**Items:**

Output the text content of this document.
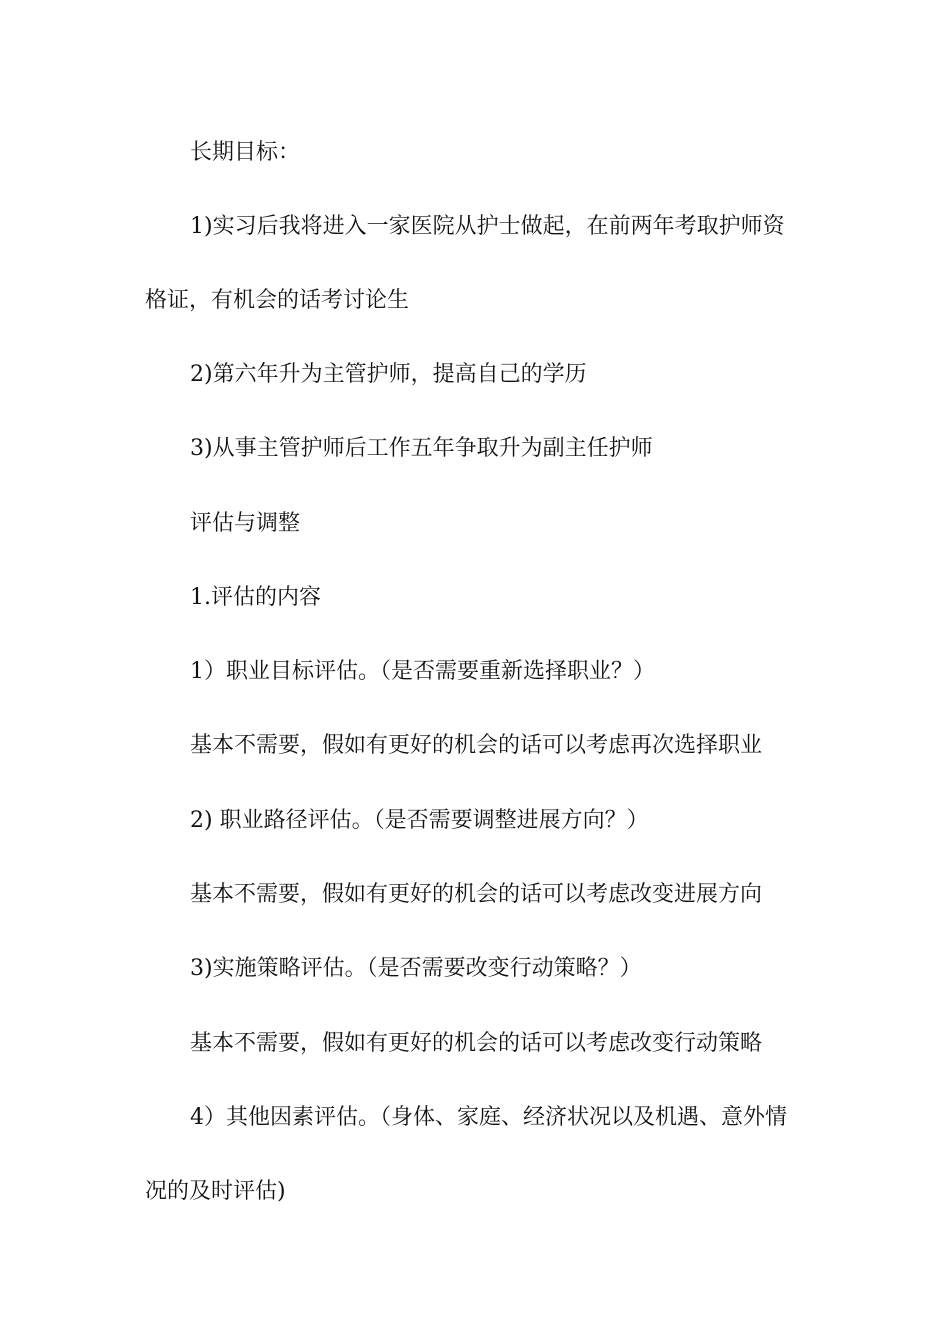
长期目标：
1)实习后我将进入一家医院从护士做起，在前两年考取护师资
格证，有机会的话考讨论生
2)第六年升为主管护师，提高自己的学历
3)从事主管护师后工作五年争取升为副主任护师
评估与调整
1.评估的内容
1）职业目标评估。（是否需要重新选择职业？）
基本不需要，假如有更好的机会的话可以考虑再次选择职业
2) 职业路径评估。（是否需要调整进展方向？）
基本不需要，假如有更好的机会的话可以考虑改变进展方向
3)实施策略评估。（是否需要改变行动策略？）
基本不需要，假如有更好的机会的话可以考虑改变行动策略
4）其他因素评估。（身体、家庭、经济状况以及机遇、意外情
况的及时评估)
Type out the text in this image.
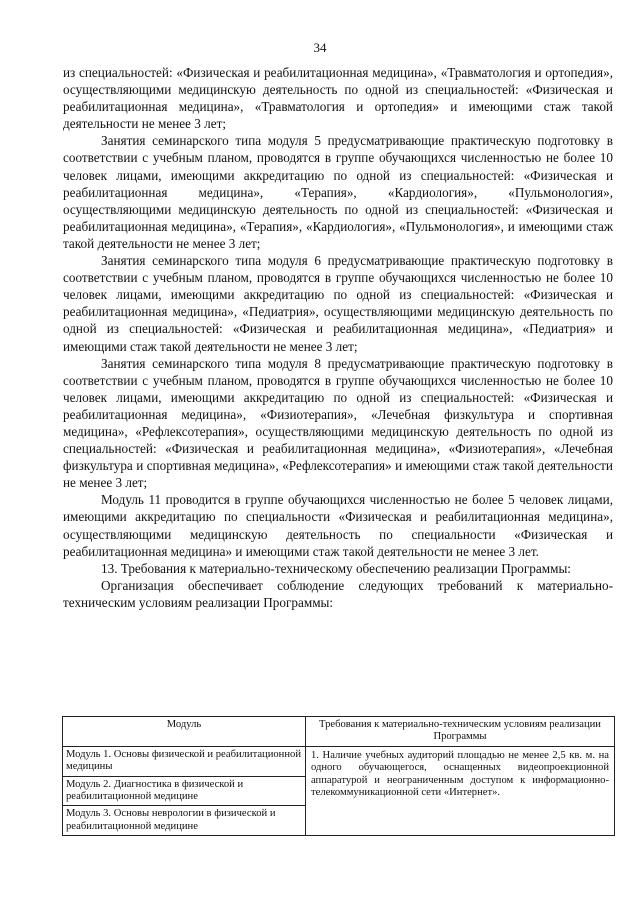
34

из специальностей: «Физическая и реабилитационная медицина», «Травматология и ортопедия», осуществляющими медицинскую деятельность по одной из специальностей: «Физическая и реабилитационная медицина», «Травматология и ортопедия» и имеющими стаж такой деятельности не менее 3 лет;

Занятия семинарского типа модуля 5 предусматривающие практическую подготовку в соответствии с учебным планом, проводятся в группе обучающихся численностью не более 10 человек лицами, имеющими аккредитацию по одной из специальностей: «Физическая и реабилитационная медицина», «Терапия», «Кардиология», «Пульмонология», осуществляющими медицинскую деятельность по одной из специальностей: «Физическая и реабилитационная медицина», «Терапия», «Кардиология», «Пульмонология», и имеющими стаж такой деятельности не менее 3 лет;

Занятия семинарского типа модуля 6 предусматривающие практическую подготовку в соответствии с учебным планом, проводятся в группе обучающихся численностью не более 10 человек лицами, имеющими аккредитацию по одной из специальностей: «Физическая и реабилитационная медицина», «Педиатрия», осуществляющими медицинскую деятельность по одной из специальностей: «Физическая и реабилитационная медицина», «Педиатрия» и имеющими стаж такой деятельности не менее 3 лет;

Занятия семинарского типа модуля 8 предусматривающие практическую подготовку в соответствии с учебным планом, проводятся в группе обучающихся численностью не более 10 человек лицами, имеющими аккредитацию по одной из специальностей: «Физическая и реабилитационная медицина», «Физиотерапия», «Лечебная физкультура и спортивная медицина», «Рефлексотерапия», осуществляющими медицинскую деятельность по одной из специальностей: «Физическая и реабилитационная медицина», «Физиотерапия», «Лечебная физкультура и спортивная медицина», «Рефлексотерапия» и имеющими стаж такой деятельности не менее 3 лет;

Модуль 11 проводится в группе обучающихся численностью не более 5 человек лицами, имеющими аккредитацию по специальности «Физическая и реабилитационная медицина», осуществляющими медицинскую деятельность по специальности «Физическая и реабилитационная медицина» и имеющими стаж такой деятельности не менее 3 лет.

13. Требования к материально-техническому обеспечению реализации Программы:

Организация обеспечивает соблюдение следующих требований к материально-техническим условиям реализации Программы:

Модуль	Требования к материально-техническим условиям реализации Программы
Модуль 1. Основы физической и реабилитационной медицины	1. Наличие учебных аудиторий площадью не менее 2,5 кв. м. на одного обучающегося, оснащенных видеопроекционной аппаратурой и неограниченным доступом к информационно-телекоммуникационной сети «Интернет».
Модуль 2. Диагностика в физической и реабилитационной медицине	
Модуль 3. Основы неврологии в физической и реабилитационной медицине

**What is expected:**
Which lines include "физической"? Copy each of them out.

**Result of the task:**
Модуль 1. Основы физической и реабилитационной медицины	1. Наличие учебных аудиторий площадью не менее 2,5 кв. м. на одного обучающегося, оснащенных видеопроекционной аппаратурой и неограниченным доступом к информационно-телекоммуникационной сети «Интернет».
Модуль 2. Диагностика в физической и реабилитационной медицине	
Модуль 3. Основы неврологии в физической и реабилитационной медицине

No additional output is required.